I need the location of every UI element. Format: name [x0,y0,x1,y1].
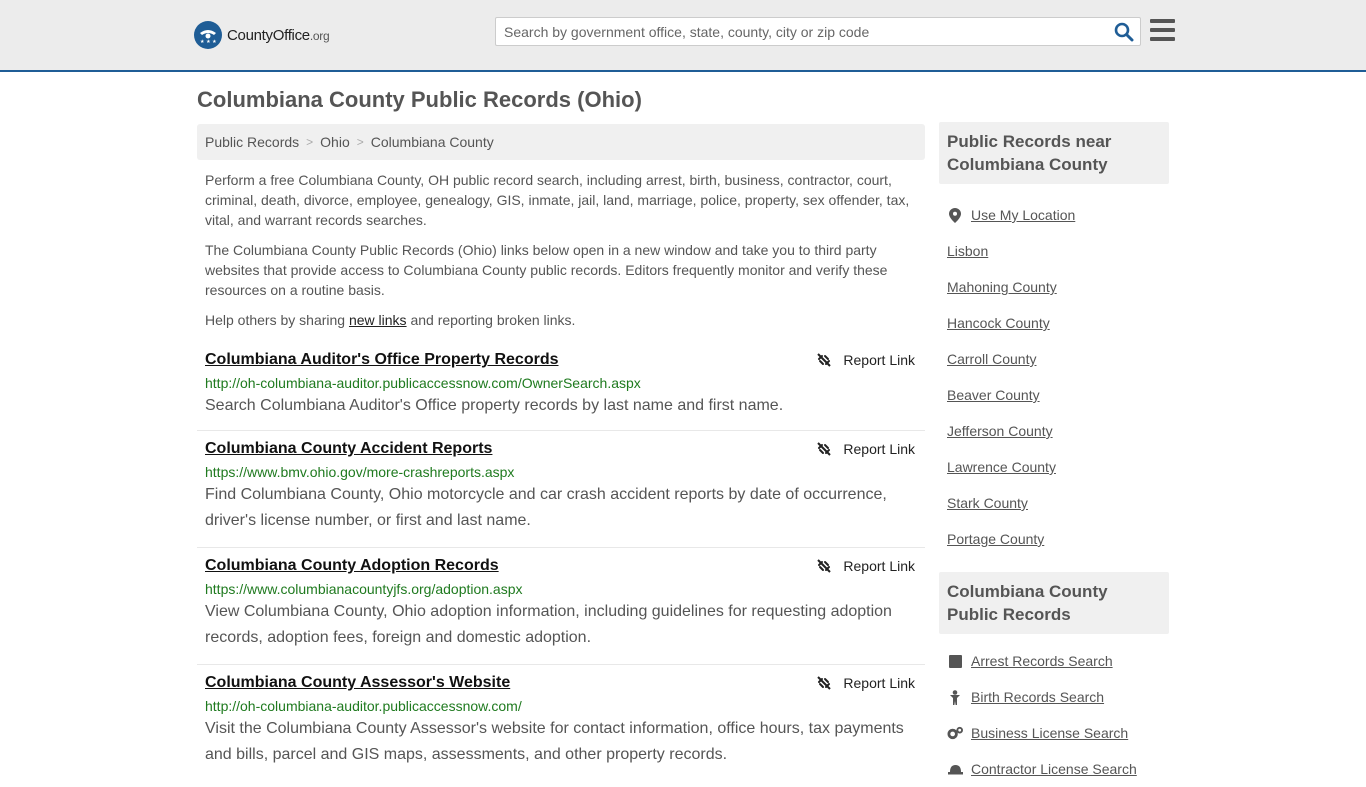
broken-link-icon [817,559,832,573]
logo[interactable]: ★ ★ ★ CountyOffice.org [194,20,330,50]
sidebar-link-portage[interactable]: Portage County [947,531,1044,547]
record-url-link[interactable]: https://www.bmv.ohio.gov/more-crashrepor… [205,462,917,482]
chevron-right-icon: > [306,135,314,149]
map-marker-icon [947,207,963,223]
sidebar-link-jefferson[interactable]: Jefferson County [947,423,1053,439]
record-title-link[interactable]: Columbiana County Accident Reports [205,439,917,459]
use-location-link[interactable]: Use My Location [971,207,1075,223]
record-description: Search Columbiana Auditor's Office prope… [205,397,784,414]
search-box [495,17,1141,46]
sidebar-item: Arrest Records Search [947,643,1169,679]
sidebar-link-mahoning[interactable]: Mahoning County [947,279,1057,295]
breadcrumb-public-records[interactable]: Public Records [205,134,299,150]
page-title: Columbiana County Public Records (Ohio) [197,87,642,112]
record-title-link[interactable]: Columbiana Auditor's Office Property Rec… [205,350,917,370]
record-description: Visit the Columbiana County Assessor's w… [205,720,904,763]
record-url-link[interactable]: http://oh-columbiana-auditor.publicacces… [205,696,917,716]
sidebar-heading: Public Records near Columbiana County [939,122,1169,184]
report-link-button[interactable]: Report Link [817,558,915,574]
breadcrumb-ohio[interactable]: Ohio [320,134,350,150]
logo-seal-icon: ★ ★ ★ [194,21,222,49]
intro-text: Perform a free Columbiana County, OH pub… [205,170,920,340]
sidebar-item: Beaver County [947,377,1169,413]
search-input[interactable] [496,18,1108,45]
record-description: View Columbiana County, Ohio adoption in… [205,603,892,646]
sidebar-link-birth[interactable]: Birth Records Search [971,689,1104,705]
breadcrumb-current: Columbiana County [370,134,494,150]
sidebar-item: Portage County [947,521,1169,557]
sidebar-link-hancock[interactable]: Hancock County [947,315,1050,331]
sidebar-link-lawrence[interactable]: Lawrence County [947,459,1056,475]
..........
# Written task:
Reproduce all the items above, renaming every "sidebar-link" to "side-panel-link" and keeping everything else the same. Leave the pictures out.

# Solution below:
I need the location of every UI element. Format: name [x0,y0,x1,y1].
broken-link-icon [817,559,832,573]
logo[interactable]: ★ ★ ★ CountyOffice.org [194,20,330,50]
side-panel-link-portage[interactable]: Portage County [947,531,1044,547]
record-url-link[interactable]: https://www.bmv.ohio.gov/more-crashrepor… [205,462,917,482]
chevron-right-icon: > [306,135,314,149]
map-marker-icon [947,207,963,223]
side-panel-link-jefferson[interactable]: Jefferson County [947,423,1053,439]
record-title-link[interactable]: Columbiana County Accident Reports [205,439,917,459]
use-location-link[interactable]: Use My Location [971,207,1075,223]
record-description: Search Columbiana Auditor's Office prope… [205,397,784,414]
search-box [495,17,1141,46]
sidebar-item: Arrest Records Search [947,643,1169,679]
side-panel-link-mahoning[interactable]: Mahoning County [947,279,1057,295]
breadcrumb-public-records[interactable]: Public Records [205,134,299,150]
page-title: Columbiana County Public Records (Ohio) [197,87,642,112]
record-title-link[interactable]: Columbiana Auditor's Office Property Rec… [205,350,917,370]
record-description: Visit the Columbiana County Assessor's w… [205,720,904,763]
record-url-link[interactable]: http://oh-columbiana-auditor.publicacces… [205,696,917,716]
sidebar-heading: Public Records near Columbiana County [939,122,1169,184]
report-link-button[interactable]: Report Link [817,558,915,574]
breadcrumb-ohio[interactable]: Ohio [320,134,350,150]
logo-seal-icon: ★ ★ ★ [194,21,222,49]
intro-text: Perform a free Columbiana County, OH pub… [205,170,920,340]
sidebar-item: Beaver County [947,377,1169,413]
search-input[interactable] [496,18,1108,45]
record-description: View Columbiana County, Ohio adoption in… [205,603,892,646]
side-panel-link-birth[interactable]: Birth Records Search [971,689,1104,705]
breadcrumb-current: Columbiana County [370,134,494,150]
sidebar-item: Portage County [947,521,1169,557]
side-panel-link-hancock[interactable]: Hancock County [947,315,1050,331]
side-panel-link-lawrence[interactable]: Lawrence County [947,459,1056,475]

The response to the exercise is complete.